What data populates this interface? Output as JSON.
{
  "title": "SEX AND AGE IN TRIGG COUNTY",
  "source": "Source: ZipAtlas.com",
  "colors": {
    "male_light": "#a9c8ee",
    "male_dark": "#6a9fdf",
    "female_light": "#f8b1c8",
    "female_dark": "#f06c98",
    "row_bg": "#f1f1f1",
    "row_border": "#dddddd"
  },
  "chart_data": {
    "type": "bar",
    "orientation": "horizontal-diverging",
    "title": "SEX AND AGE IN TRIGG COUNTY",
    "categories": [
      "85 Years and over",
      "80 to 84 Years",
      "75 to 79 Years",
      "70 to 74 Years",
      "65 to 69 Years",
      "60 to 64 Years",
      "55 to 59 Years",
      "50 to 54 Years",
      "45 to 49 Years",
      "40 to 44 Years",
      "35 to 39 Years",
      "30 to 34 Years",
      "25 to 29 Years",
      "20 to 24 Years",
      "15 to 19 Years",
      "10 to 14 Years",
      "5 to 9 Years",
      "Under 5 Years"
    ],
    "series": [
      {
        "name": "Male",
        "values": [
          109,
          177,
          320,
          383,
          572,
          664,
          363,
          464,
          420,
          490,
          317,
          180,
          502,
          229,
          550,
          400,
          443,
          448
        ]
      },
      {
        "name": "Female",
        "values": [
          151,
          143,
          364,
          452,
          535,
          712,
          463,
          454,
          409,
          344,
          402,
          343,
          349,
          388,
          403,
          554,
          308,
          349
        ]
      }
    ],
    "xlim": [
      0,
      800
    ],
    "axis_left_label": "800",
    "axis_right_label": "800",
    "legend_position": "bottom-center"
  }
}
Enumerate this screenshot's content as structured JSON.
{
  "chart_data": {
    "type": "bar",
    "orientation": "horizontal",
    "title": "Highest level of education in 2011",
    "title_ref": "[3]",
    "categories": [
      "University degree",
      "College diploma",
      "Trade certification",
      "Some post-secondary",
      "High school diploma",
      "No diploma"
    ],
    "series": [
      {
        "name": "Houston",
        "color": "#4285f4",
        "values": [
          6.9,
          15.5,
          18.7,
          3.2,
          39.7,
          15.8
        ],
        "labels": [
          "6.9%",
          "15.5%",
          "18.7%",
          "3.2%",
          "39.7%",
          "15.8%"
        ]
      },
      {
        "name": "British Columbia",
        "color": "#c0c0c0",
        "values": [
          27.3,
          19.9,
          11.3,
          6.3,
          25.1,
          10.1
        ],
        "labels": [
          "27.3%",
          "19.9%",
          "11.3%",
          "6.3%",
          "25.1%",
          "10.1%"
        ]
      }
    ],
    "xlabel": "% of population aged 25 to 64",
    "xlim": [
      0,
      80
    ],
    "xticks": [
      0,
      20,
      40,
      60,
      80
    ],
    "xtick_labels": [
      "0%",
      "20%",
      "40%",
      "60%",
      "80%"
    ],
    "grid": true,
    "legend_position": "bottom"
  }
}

* AIM
Quote verbatim the line containing "Enumerate this screenshot's" and every line after it through the end of the records above.

* RESULT OF THIS EXERCISE
Enumerate this screenshot's content as structured JSON.
{
  "chart_data": {
    "type": "bar",
    "orientation": "horizontal",
    "title": "Highest level of education in 2011",
    "title_ref": "[3]",
    "categories": [
      "University degree",
      "College diploma",
      "Trade certification",
      "Some post-secondary",
      "High school diploma",
      "No diploma"
    ],
    "series": [
      {
        "name": "Houston",
        "color": "#4285f4",
        "values": [
          6.9,
          15.5,
          18.7,
          3.2,
          39.7,
          15.8
        ],
        "labels": [
          "6.9%",
          "15.5%",
          "18.7%",
          "3.2%",
          "39.7%",
          "15.8%"
        ]
      },
      {
        "name": "British Columbia",
        "color": "#c0c0c0",
        "values": [
          27.3,
          19.9,
          11.3,
          6.3,
          25.1,
          10.1
        ],
        "labels": [
          "27.3%",
          "19.9%",
          "11.3%",
          "6.3%",
          "25.1%",
          "10.1%"
        ]
      }
    ],
    "xlabel": "% of population aged 25 to 64",
    "xlim": [
      0,
      80
    ],
    "xticks": [
      0,
      20,
      40,
      60,
      80
    ],
    "xtick_labels": [
      "0%",
      "20%",
      "40%",
      "60%",
      "80%"
    ],
    "grid": true,
    "legend_position": "bottom"
  }
}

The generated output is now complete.